Given instruction — Of all the lines in the material, how many include the word "снижение"? Give only the number.

>>

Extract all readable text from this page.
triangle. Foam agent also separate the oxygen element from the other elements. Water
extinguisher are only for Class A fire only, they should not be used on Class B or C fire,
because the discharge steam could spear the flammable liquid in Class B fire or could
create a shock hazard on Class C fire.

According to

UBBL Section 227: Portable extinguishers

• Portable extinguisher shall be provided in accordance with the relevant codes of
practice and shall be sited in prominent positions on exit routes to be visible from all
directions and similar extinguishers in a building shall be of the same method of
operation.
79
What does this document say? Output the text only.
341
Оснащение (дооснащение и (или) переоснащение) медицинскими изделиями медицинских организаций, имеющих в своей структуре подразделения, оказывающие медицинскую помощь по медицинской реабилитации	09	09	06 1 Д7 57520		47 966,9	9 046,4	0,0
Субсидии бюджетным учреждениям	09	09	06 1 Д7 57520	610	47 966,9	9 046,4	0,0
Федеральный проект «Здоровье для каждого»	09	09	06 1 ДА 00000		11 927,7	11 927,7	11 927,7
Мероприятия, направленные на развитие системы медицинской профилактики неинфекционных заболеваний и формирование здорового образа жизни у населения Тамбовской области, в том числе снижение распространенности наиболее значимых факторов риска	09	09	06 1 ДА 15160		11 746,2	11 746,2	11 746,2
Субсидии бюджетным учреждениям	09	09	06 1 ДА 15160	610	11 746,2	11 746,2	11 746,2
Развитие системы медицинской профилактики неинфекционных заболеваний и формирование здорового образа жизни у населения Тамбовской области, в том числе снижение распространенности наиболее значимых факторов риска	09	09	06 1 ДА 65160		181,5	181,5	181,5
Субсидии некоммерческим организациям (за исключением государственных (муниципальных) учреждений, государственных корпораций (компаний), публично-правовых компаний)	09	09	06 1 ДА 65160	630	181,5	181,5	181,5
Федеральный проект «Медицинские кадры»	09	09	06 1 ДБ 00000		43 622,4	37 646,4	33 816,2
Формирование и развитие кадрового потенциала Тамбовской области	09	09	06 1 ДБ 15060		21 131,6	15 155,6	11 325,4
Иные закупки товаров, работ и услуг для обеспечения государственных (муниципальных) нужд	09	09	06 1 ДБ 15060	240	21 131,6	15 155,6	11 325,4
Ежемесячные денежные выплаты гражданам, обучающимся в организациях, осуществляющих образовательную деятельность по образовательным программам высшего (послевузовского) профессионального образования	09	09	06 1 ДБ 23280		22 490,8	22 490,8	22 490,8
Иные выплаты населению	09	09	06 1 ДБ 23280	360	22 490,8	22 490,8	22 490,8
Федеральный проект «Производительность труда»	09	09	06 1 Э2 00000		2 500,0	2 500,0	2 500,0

<<

Solution — 2